[Enunciado A] ¿Puedes convertir en una lista breve el párrafo del texto sobre Dickinson que empieza «Con su nombre, no publicó», conservando sus datos principales?
[Enunciado B] ¿Puedes continuar el texto sobre Dickinson a partir de su última oración?

[Texto de origen]
"""
Con su nombre, no publicó ni un solo verso en vida. Y a partir de los 30, se vistió de blanco y se recluyó en la casa familiar. De hecho, en sus últimos tres años, aquejada de nefritis, apenas salía de su habitación. Y fue su hermana Lavinia quien, tras su muerte,encontró en un baúl 40 volúmenes de poesía con 800 poemas que ella misma había cosido y encuadernado.

Cuando empezaron a publicarse, la crítica despachó con mohín escéptico una obra intelectual, aguda, emotiva y experimental que se adentró en el amor, los abismos interiores y lo que Enrique Vila-Matas ha llamado «la íntima inmensidad de la conciencia».Cuanto más se intentaba entreabrir la cortina que parecía cubrir a la escritora, más enigmas surgían. ¿Por qué el encierro? ¿Por qué esa negativa a publicar?

Imaginarán que de Dickinson (1830-1886) se ha dicho casi de todo. Que si el desdén de su padre, un prócer de Nueva Inglaterra, por las escritoras marcó su silencio. Que si un juez ¿o sería un pastor? fue su amor prohibido. Que si las restricciones asfixiantes de la época la convirtieron en esa loca del ático de la que habla una parte de la hagiografía feminista. La hojarasca a su alrededor, con poemas modificados y suprimidos, es sofocante. Sin embargo, las últimas aproximaciones desvelan que quizá lo que hizo Dickinson no fue más que desbordar mandatos literarios y afectivos: seguramente, ese amor del que tanto habla es en realidad su cuñada, Susan Gilbert, también poeta, editora y antigua compañera de colegio a la que dedicó 300 poesías. Y, posiblemente, su negativa a publicar radica en todas las modificaciones que le habrían impuesto para domesticarla.
"""
[Entradas del conjunto]
"""
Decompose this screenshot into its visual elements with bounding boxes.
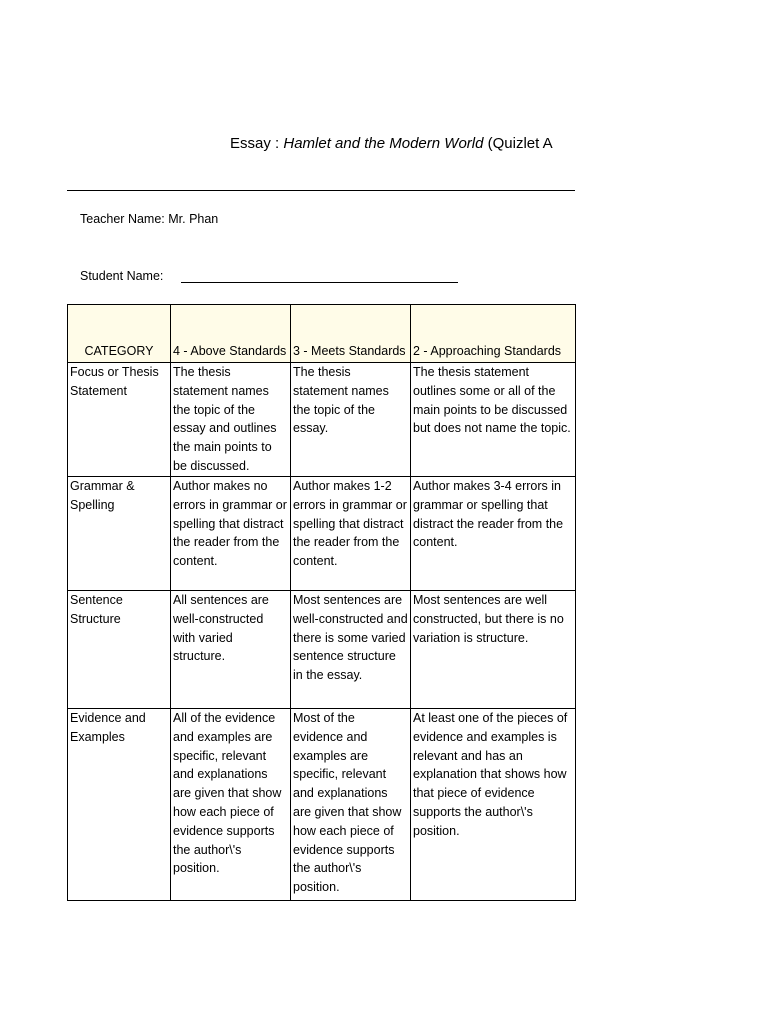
teacher-name: Teacher Name: Mr. Phan xyxy=(80,212,219,226)
row-cell-level-2: Most sentences are well constructed, but there is no variation is structure. xyxy=(411,591,576,709)
student-name-label: Student Name: xyxy=(80,269,164,283)
row-cell-level-2: At least one of the pieces of evidence and examples is relevant and has an explanation that shows how that piece of evidence supports the author\'s position. xyxy=(411,709,576,901)
document-title xyxy=(230,134,575,154)
row-category: Grammar & Spelling xyxy=(68,477,171,591)
row-category: Focus or Thesis Statement xyxy=(68,363,171,477)
student-name-blank xyxy=(181,282,458,283)
header-category: CATEGORY xyxy=(68,305,171,363)
header-level-4: 4 - Above Standards xyxy=(171,305,291,363)
title-divider xyxy=(67,190,575,191)
row-cell-level-4: All of the evidence and examples are specific, relevant and explanations are given that show how each piece of evidence supports the author\'s position. xyxy=(171,709,291,901)
row-cell-level-3: Author makes 1-2 errors in grammar or spelling that distract the reader from the content. xyxy=(291,477,411,591)
row-cell-level-3: Most sentences are well-constructed and there is some varied sentence structure in the essay. xyxy=(291,591,411,709)
row-cell-level-2: Author makes 3-4 errors in grammar or spelling that distract the reader from the content. xyxy=(411,477,576,591)
row-cell-level-3: Most of the evidence and examples are specific, relevant and explanations are given that show how each piece of evidence supports the author\'s position. xyxy=(291,709,411,901)
title-suffix: (Quizlet A xyxy=(483,135,553,152)
row-category: Evidence and Examples xyxy=(68,709,171,901)
row-cell-level-2: The thesis statement outlines some or all of the main points to be discussed but does not name the topic. xyxy=(411,363,576,477)
header-level-3: 3 - Meets Standards xyxy=(291,305,411,363)
rubric-table xyxy=(67,304,576,901)
row-cell-level-4: All sentences are well-constructed with varied structure. xyxy=(171,591,291,709)
row-category: Sentence Structure xyxy=(68,591,171,709)
table-row xyxy=(68,709,576,901)
table-row xyxy=(68,591,576,709)
title-work: Hamlet and the Modern World xyxy=(283,135,484,152)
row-cell-level-4: Author makes no errors in grammar or spelling that distract the reader from the content. xyxy=(171,477,291,591)
row-cell-level-4: The thesis statement names the topic of the essay and outlines the main points to be discussed. xyxy=(171,363,291,477)
title-prefix: Essay : xyxy=(230,135,284,152)
table-row xyxy=(68,477,576,591)
table-row xyxy=(68,363,576,477)
rubric-header-row xyxy=(68,305,576,363)
row-cell-level-3: The thesis statement names the topic of the essay. xyxy=(291,363,411,477)
header-level-2: 2 - Approaching Standards xyxy=(411,305,576,363)
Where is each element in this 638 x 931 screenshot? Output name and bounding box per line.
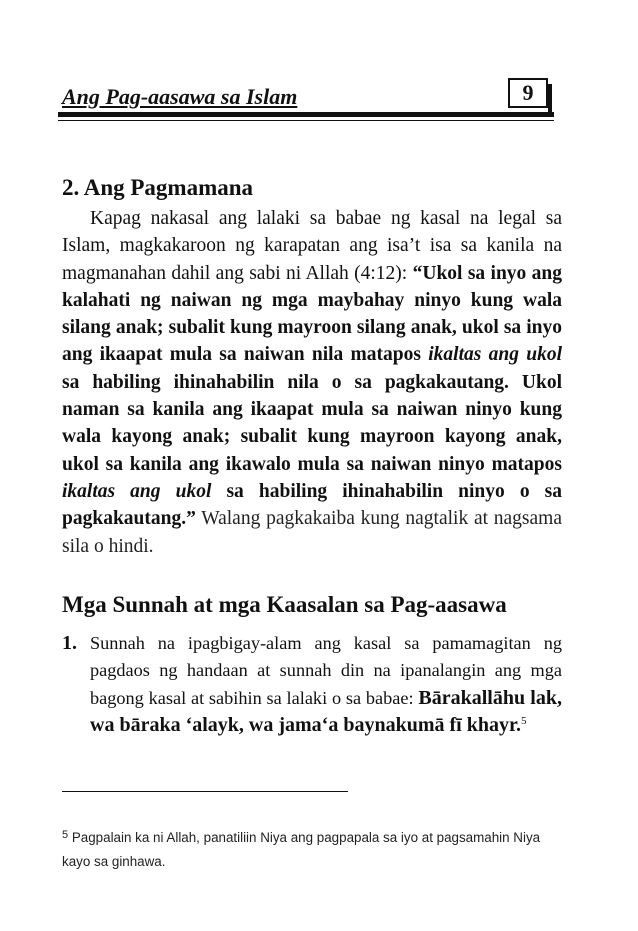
section-body xyxy=(62,205,562,560)
footnote-text: Pagpalain ka ni Allah, panatiliin Niya ang pagpapala sa iyo at pagsamahin Niya kayo sa ginhawa. xyxy=(62,830,541,869)
footnote-divider xyxy=(62,791,348,792)
quran-quote xyxy=(62,263,562,530)
page-number: 9 xyxy=(508,78,548,108)
quote-italic-2: ikaltas ang ukol xyxy=(62,480,212,502)
supplication-text: Bārakallāhu lak, wa bāraka ‘alayk, wa jama‘a baynakumā fī khayr. xyxy=(90,686,562,736)
quote-italic-1: ikaltas ang ukol xyxy=(428,344,562,366)
header-rule-thin xyxy=(58,120,554,121)
list-item-text: Sunnah na ipagbigay-alam ang kasal sa pamamagitan ng pagdaos ng handaan at sunnah din na ipanalangin ang mga bagong kasal at sabihin sa lalaki o sa babae: xyxy=(90,633,562,708)
quote-part-2: sa habiling ihinahabilin nila o sa pagkakautang. Ukol naman sa kanila ang ikaapat mula sa naiwan ninyo kung wala kayong anak; subalit kung mayroon kayong anak, ukol sa kanila ang ikawalo mula sa naiwan ninyo matapos xyxy=(62,371,562,475)
running-header-title: Ang Pag-aasawa sa Islam xyxy=(62,84,298,109)
quote-part-3: sa habiling ihinahabilin ninyo o sa pagkakautang.” xyxy=(62,480,563,530)
list-item-body xyxy=(90,630,562,739)
quote-part-1: “Ukol sa inyo ang kalahati ng naiwan ng mga maybahay ninyo kung wala silang anak; subalit kung mayroon silang anak, ukol sa inyo ang ikaapat mula sa naiwan nila matapos xyxy=(62,262,563,366)
closing-text: Walang pagkakaiba kung nagtalik at nagsama sila o hindi. xyxy=(62,508,562,557)
list-item xyxy=(62,630,562,739)
subsection-heading: Mga Sunnah at mga Kaasalan sa Pag-aasawa xyxy=(62,592,507,617)
footnote xyxy=(62,826,572,874)
footnote-marker: 5 xyxy=(62,829,69,841)
section-heading: 2. Ang Pagmamana xyxy=(62,175,254,200)
footnote-reference: 5 xyxy=(521,714,527,727)
header-rule xyxy=(58,112,554,117)
intro-text: Kapag nakasal ang lalaki sa babae ng kasal na legal sa Islam, magkakaroon ng karapatan ang isa’t isa sa kanila na magmanahan dahil ang sabi ni Allah (4:12): xyxy=(62,208,562,284)
list-item-number: 1. xyxy=(62,632,77,654)
section-paragraph xyxy=(62,205,562,560)
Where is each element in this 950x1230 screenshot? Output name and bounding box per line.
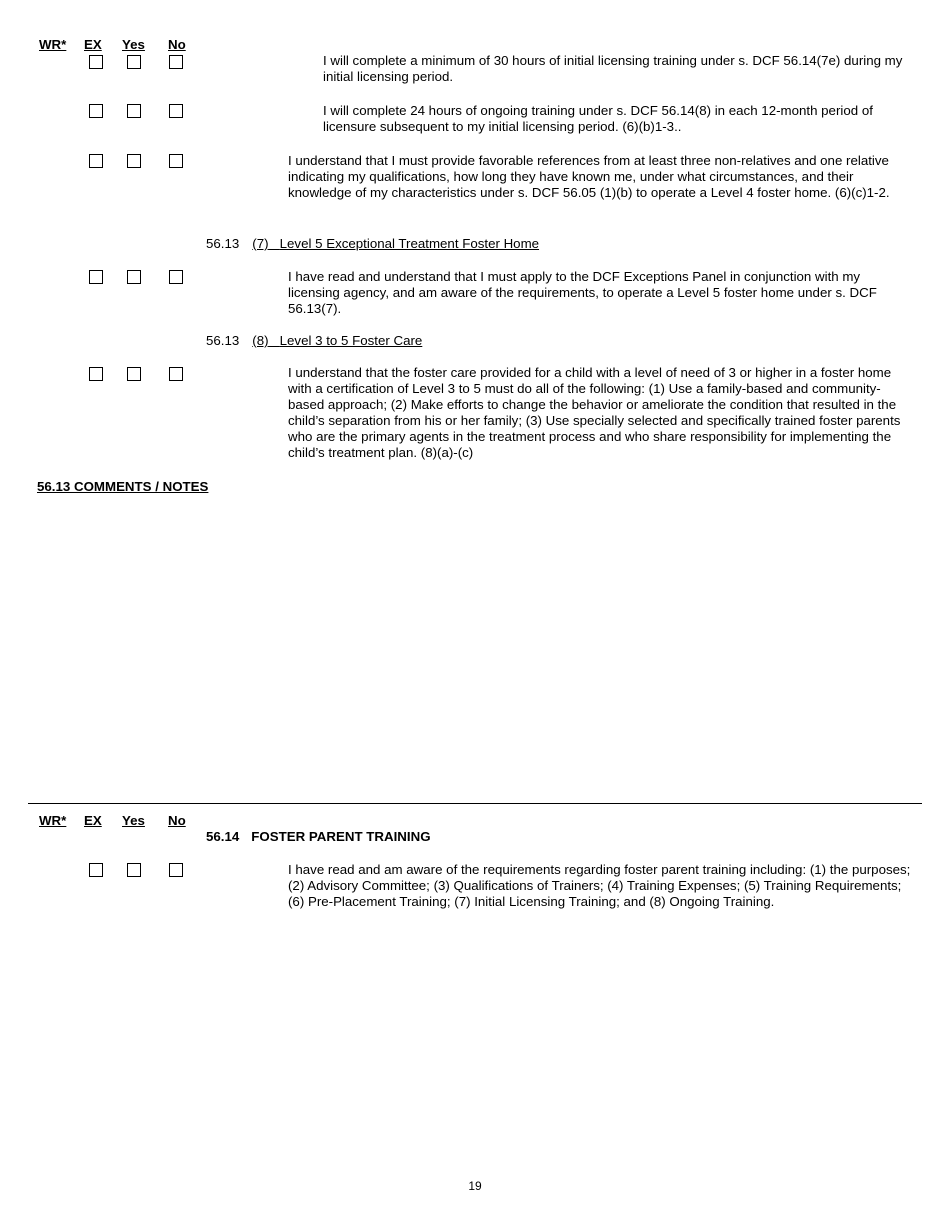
subsection-title: Level 3 to 5 Foster Care — [279, 333, 423, 348]
column-header-ex: EX — [84, 37, 102, 52]
ex-checkbox[interactable] — [89, 270, 103, 284]
column-header-no: No — [168, 813, 186, 828]
subsection-number: 56.13 — [206, 236, 240, 251]
section-number: 56.14 — [206, 829, 240, 844]
section-title: FOSTER PARENT TRAINING — [251, 829, 431, 844]
ex-checkbox[interactable] — [89, 154, 103, 168]
requirement-statement: I have read and am aware of the requirements regarding foster parent training including: (1) the purposes; (2) Advisory Committee; (3) Qualifications of Trainers; (4) Training Expenses; (5) Training Requirements; (6) Pre-Placement Training; (7) Initial Licensing Training; and (8) Ongoing Training. — [288, 862, 911, 909]
subsection-title: Level 5 Exceptional Treatment Foster Home — [279, 236, 540, 251]
no-checkbox[interactable] — [169, 367, 183, 381]
requirement-statement: I have read and understand that I must apply to the DCF Exceptions Panel in conjunction with my licensing agency, and am aware of the requirements, to operate a Level 5 foster home under s. DCF 56.13(7). — [288, 269, 877, 316]
column-header-no: No — [168, 37, 186, 52]
column-header-yes: Yes — [122, 37, 145, 52]
no-checkbox[interactable] — [169, 863, 183, 877]
yes-checkbox[interactable] — [127, 863, 141, 877]
no-checkbox[interactable] — [169, 104, 183, 118]
yes-checkbox[interactable] — [127, 104, 141, 118]
yes-checkbox[interactable] — [127, 367, 141, 381]
ex-checkbox[interactable] — [89, 863, 103, 877]
ex-checkbox[interactable] — [89, 55, 103, 69]
requirement-statement: I understand that I must provide favorable references from at least three non-relatives and one relative indicating my qualifications, how long they have known me, under what circumstances, and their knowledge of my characteristics under s. DCF 56.05 (1)(b) to operate a Level 4 foster home. (6)(c)1-2. — [288, 153, 890, 200]
comments-heading: 56.13 COMMENTS / NOTES — [37, 479, 209, 494]
subsection-heading — [206, 236, 539, 252]
page-number: 19 — [468, 1179, 482, 1193]
subsection-heading — [206, 333, 422, 349]
section-divider — [28, 803, 922, 804]
yes-checkbox[interactable] — [127, 55, 141, 69]
yes-checkbox[interactable] — [127, 270, 141, 284]
column-header-wr: WR* — [39, 37, 67, 52]
column-header-yes: Yes — [122, 813, 145, 828]
requirement-statement: I will complete a minimum of 30 hours of initial licensing training under s. DCF 56.14(7e) during my initial licensing period. — [323, 53, 903, 84]
section-heading — [206, 829, 431, 845]
requirement-statement: I understand that the foster care provided for a child with a level of need of 3 or higher in a foster home with a certification of Level 3 to 5 must do all of the following: (1) Use a family-based and community-based approach; (2) Make efforts to change the behavior or ameliorate the condition that resulted in the child’s separation from his or her family; (3) Use specially selected and specifically trained foster parents who are the primary agents in the treatment process and who share responsibility for implementing the child’s treatment plan. (8)(a)-(c) — [288, 365, 901, 460]
column-header-ex: EX — [84, 813, 102, 828]
requirement-statement: I will complete 24 hours of ongoing training under s. DCF 56.14(8) in each 12-month period of licensure subsequent to my initial licensing period. (6)(b)1-3.. — [323, 103, 873, 134]
ex-checkbox[interactable] — [89, 104, 103, 118]
subsection-code: (8) — [252, 333, 269, 348]
no-checkbox[interactable] — [169, 270, 183, 284]
subsection-number: 56.13 — [206, 333, 240, 348]
comments-notes-area[interactable] — [37, 500, 915, 790]
no-checkbox[interactable] — [169, 55, 183, 69]
ex-checkbox[interactable] — [89, 367, 103, 381]
no-checkbox[interactable] — [169, 154, 183, 168]
subsection-code: (7) — [252, 236, 269, 251]
column-header-wr: WR* — [39, 813, 67, 828]
yes-checkbox[interactable] — [127, 154, 141, 168]
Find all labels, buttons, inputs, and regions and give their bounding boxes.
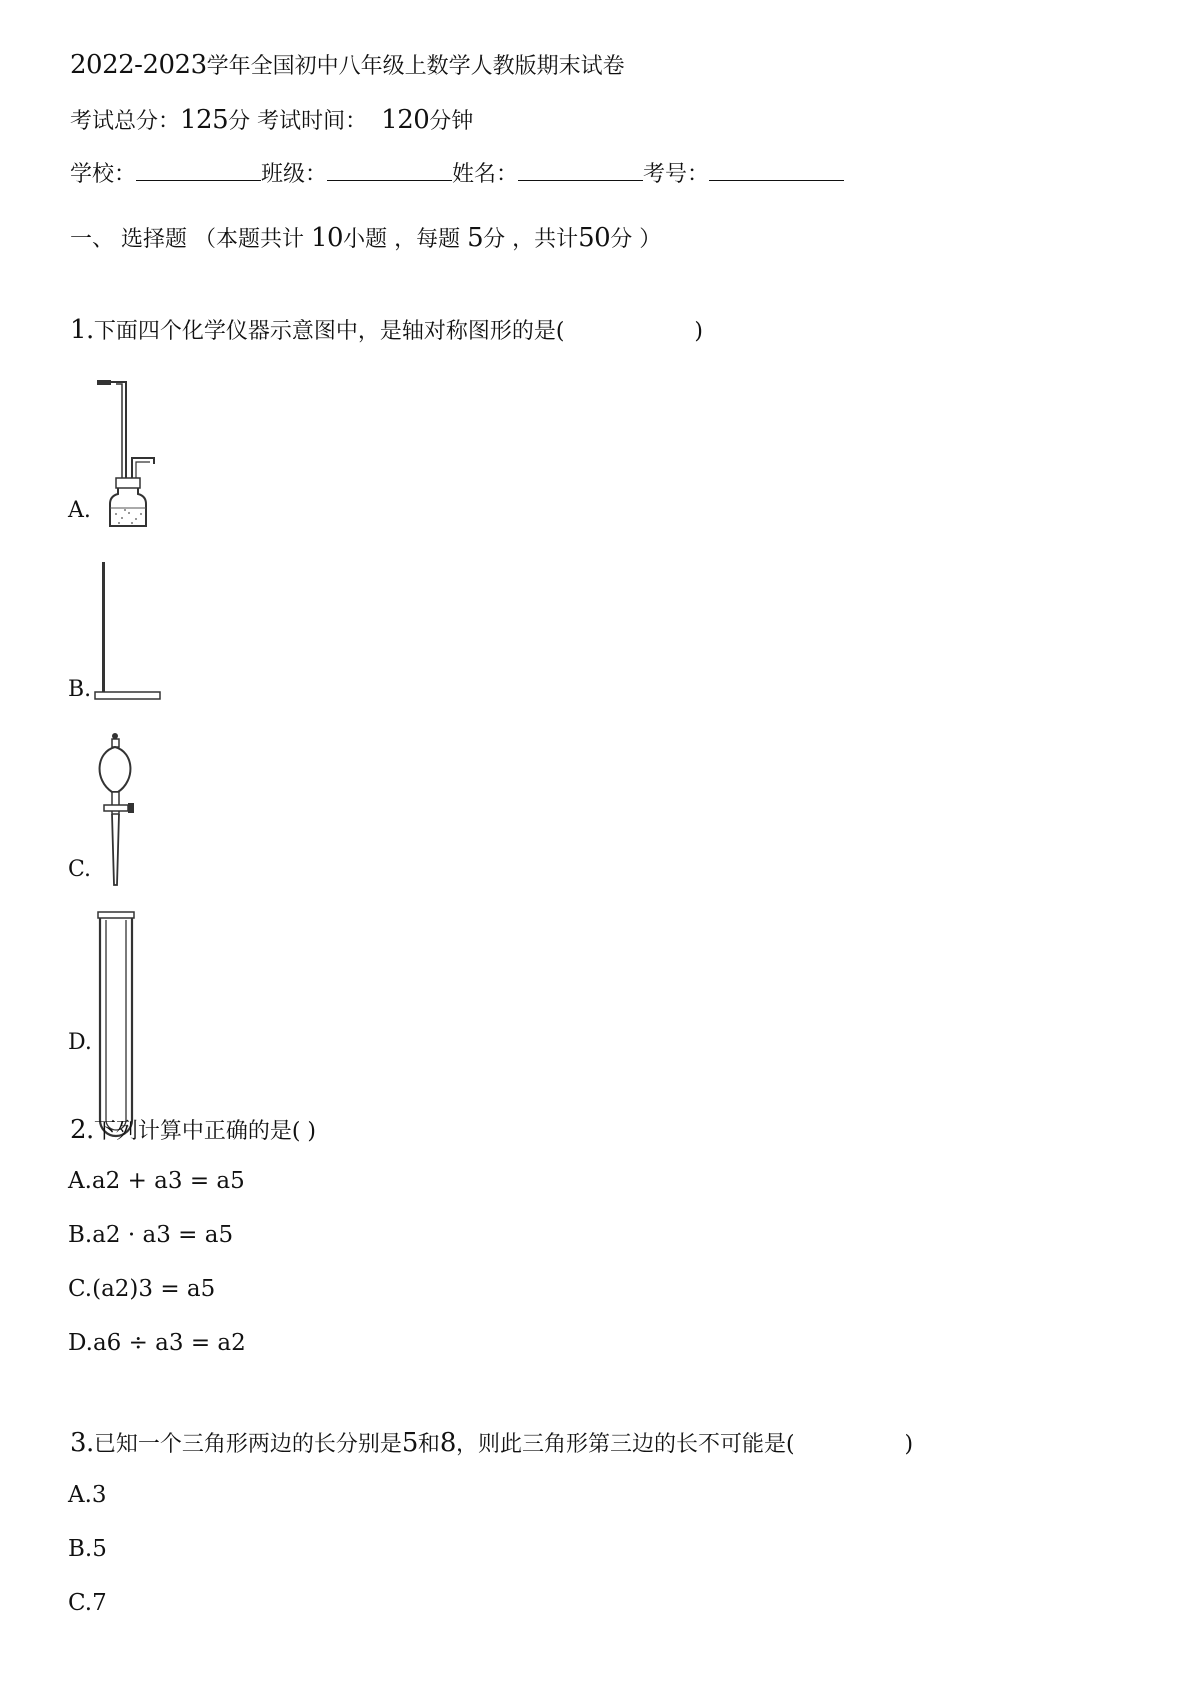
field-class-label: 班级： (261, 162, 328, 187)
question-stem-a: 已知一个三角形两边的长分别是 (93, 1432, 402, 1457)
option-expr: a6 ÷ a3 = a2 (92, 1330, 246, 1356)
section-mid1: 小题 ，每题 (343, 227, 461, 252)
question-stem: 下面四个化学仪器示意图中，是轴对称图形的是( (93, 319, 565, 344)
option-value: 3 (91, 1482, 107, 1508)
section-prefix: 一、 选择题 （本题共计 (70, 227, 304, 252)
option-value: 7 (92, 1590, 107, 1616)
answer-bracket-close: ) (694, 319, 703, 344)
option-d-label: D. (68, 1030, 92, 1055)
option-expr: a2 · a3 = a5 (92, 1222, 234, 1248)
separatory-funnel-icon[interactable] (92, 730, 152, 890)
section-mid2: 分 ，共计 (483, 227, 579, 252)
option-label: B. (68, 1536, 93, 1562)
section-each: 5 (467, 223, 484, 253)
answer-bracket-close: ) (307, 1119, 316, 1144)
section-suffix: 分 ） (610, 227, 662, 252)
section-total: 50 (578, 223, 611, 253)
option-label: A. (68, 1168, 92, 1194)
side-length-2: 8 (439, 1428, 456, 1458)
field-name-label: 姓名： (452, 162, 519, 187)
option-expr: a2 + a3 = a5 (91, 1168, 245, 1194)
question-number: 1. (70, 315, 94, 345)
exam-time-label: 分 考试时间： (228, 109, 368, 134)
iron-stand-icon[interactable] (90, 560, 170, 710)
gas-washing-bottle-icon[interactable] (92, 378, 162, 528)
question-1 (70, 315, 703, 346)
q3-option-b[interactable] (68, 1536, 107, 1562)
question-number: 2. (70, 1115, 94, 1145)
q3-option-a[interactable] (68, 1482, 107, 1508)
q2-option-a[interactable] (68, 1168, 245, 1194)
side-length-1: 5 (401, 1428, 418, 1458)
option-label: C. (68, 1590, 93, 1616)
option-b-label: B. (68, 677, 92, 702)
option-a-label: A. (68, 498, 91, 523)
q3-option-c[interactable] (68, 1590, 107, 1616)
question-number: 3. (70, 1428, 94, 1458)
option-label: D. (68, 1330, 93, 1356)
field-school-label: 学校： (70, 162, 137, 187)
option-c-label: C. (68, 857, 92, 882)
student-fields (70, 162, 844, 188)
section-1-heading (70, 223, 661, 254)
total-score-value: 125 (180, 105, 229, 135)
q2-option-d[interactable] (68, 1330, 246, 1356)
exam-info (70, 105, 473, 136)
field-name-blank[interactable] (518, 178, 643, 181)
option-value: 5 (92, 1536, 107, 1562)
field-school-blank[interactable] (136, 178, 261, 181)
option-label: A. (68, 1482, 92, 1508)
question-stem: 下列计算中正确的是( (93, 1119, 301, 1144)
total-score-label: 考试总分： (70, 109, 181, 134)
field-number-blank[interactable] (709, 178, 844, 181)
title-year: 2022-2023 (70, 50, 207, 80)
exam-time-unit: 分钟 (429, 109, 474, 134)
question-stem-b: 和 (417, 1432, 440, 1457)
option-label: C. (68, 1276, 93, 1302)
q2-option-b[interactable] (68, 1222, 233, 1248)
field-number-label: 考号： (643, 162, 710, 187)
field-class-blank[interactable] (327, 178, 452, 181)
option-expr: (a2)3 = a5 (92, 1276, 216, 1302)
q2-option-c[interactable] (68, 1276, 215, 1302)
test-tube-icon[interactable] (94, 910, 144, 1150)
question-2 (70, 1115, 316, 1146)
exam-time-value: 120 (381, 105, 430, 135)
option-label: B. (68, 1222, 93, 1248)
title-text: 学年全国初中八年级上数学人教版期末试卷 (206, 54, 625, 79)
answer-bracket-close: ) (904, 1432, 914, 1457)
question-3 (70, 1428, 913, 1459)
question-stem-c: ，则此三角形第三边的长不可能是( (455, 1432, 795, 1457)
section-count: 10 (311, 223, 344, 253)
exam-title (70, 50, 625, 81)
"""
[Respuesta A]
- No publicó ni un solo verso con su nombre en vida.
- A partir de los 30 años se vistió de blanco y se recluyó en la casa familiar.
- En sus últimos tres años, aquejada de nefritis, apenas salía de su habitación.
- Tras su muerte, su hermana Lavinia encontró en un baúl 40 volúmenes con 800 poemas que ella misma había cosido y encuadernado.

[Respuesta B]
Mística y con trato directo con Dios -¿cómo iba a dejar que la celebridad la apartara de la concentración o que zarpas ajenas ensuciaron su obra?-, a sus misterios apenas tenían acceso su hermana, su cuñada y alguna amiga. Cuando, años después de su muerte, se le preguntó a su amigo y escritor Thomas Higginson por qué no había publicado sus poemas, este admitió: «No me atreví a usarlos. Ella se me escapa, y hasta hoy me hallo aturdido ante semejante poesía».

MARÍA LEJÁRRAGA

«En rigor, a la educación de la mujer se le debe llamar doma»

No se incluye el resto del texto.